- **Material provided**
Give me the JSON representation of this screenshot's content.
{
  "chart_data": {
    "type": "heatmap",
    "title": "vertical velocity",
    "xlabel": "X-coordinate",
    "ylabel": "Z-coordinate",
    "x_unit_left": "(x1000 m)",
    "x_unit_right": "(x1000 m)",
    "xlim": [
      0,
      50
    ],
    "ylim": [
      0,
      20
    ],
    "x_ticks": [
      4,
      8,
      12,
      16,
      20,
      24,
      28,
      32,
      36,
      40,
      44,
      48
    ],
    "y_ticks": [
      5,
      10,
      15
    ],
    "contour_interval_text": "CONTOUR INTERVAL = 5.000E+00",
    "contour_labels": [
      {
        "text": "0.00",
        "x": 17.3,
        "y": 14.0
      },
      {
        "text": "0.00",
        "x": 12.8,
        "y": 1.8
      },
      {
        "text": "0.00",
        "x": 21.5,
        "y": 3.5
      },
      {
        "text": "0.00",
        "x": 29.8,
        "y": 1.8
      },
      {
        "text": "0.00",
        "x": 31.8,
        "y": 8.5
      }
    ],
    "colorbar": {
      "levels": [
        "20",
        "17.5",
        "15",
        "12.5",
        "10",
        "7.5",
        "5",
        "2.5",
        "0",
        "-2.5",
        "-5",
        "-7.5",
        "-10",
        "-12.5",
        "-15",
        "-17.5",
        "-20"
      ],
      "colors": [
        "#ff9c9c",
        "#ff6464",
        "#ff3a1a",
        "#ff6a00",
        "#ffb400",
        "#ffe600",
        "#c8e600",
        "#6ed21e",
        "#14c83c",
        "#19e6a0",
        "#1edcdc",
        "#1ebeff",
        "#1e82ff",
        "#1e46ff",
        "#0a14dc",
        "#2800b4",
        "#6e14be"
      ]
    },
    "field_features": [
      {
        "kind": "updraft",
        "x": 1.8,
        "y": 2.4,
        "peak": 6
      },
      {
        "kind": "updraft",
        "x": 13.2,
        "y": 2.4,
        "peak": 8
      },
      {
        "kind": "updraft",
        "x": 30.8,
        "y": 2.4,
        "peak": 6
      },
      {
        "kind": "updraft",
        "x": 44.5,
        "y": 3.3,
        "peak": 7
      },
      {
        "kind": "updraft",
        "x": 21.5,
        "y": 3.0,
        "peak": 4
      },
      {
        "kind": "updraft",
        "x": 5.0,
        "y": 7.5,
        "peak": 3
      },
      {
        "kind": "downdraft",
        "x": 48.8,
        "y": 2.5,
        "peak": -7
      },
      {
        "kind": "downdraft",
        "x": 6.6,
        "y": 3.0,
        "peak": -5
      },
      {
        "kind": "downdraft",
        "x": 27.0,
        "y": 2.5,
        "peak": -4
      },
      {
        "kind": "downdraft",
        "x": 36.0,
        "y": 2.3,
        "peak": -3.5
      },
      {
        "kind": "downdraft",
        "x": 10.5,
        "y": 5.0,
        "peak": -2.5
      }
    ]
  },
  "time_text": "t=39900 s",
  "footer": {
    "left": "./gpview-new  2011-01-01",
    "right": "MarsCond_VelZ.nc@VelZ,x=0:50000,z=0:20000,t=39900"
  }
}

- **Problem to work on**
Read the data above. Pull out each line in which the string "peak" appears.

- **Task output**
        "peak": 6
        "peak": 8
        "peak": 6
        "peak": 7
        "peak": 4
        "peak": 3
        "peak": -7
        "peak": -5
        "peak": -4
        "peak": -3.5
        "peak": -2.5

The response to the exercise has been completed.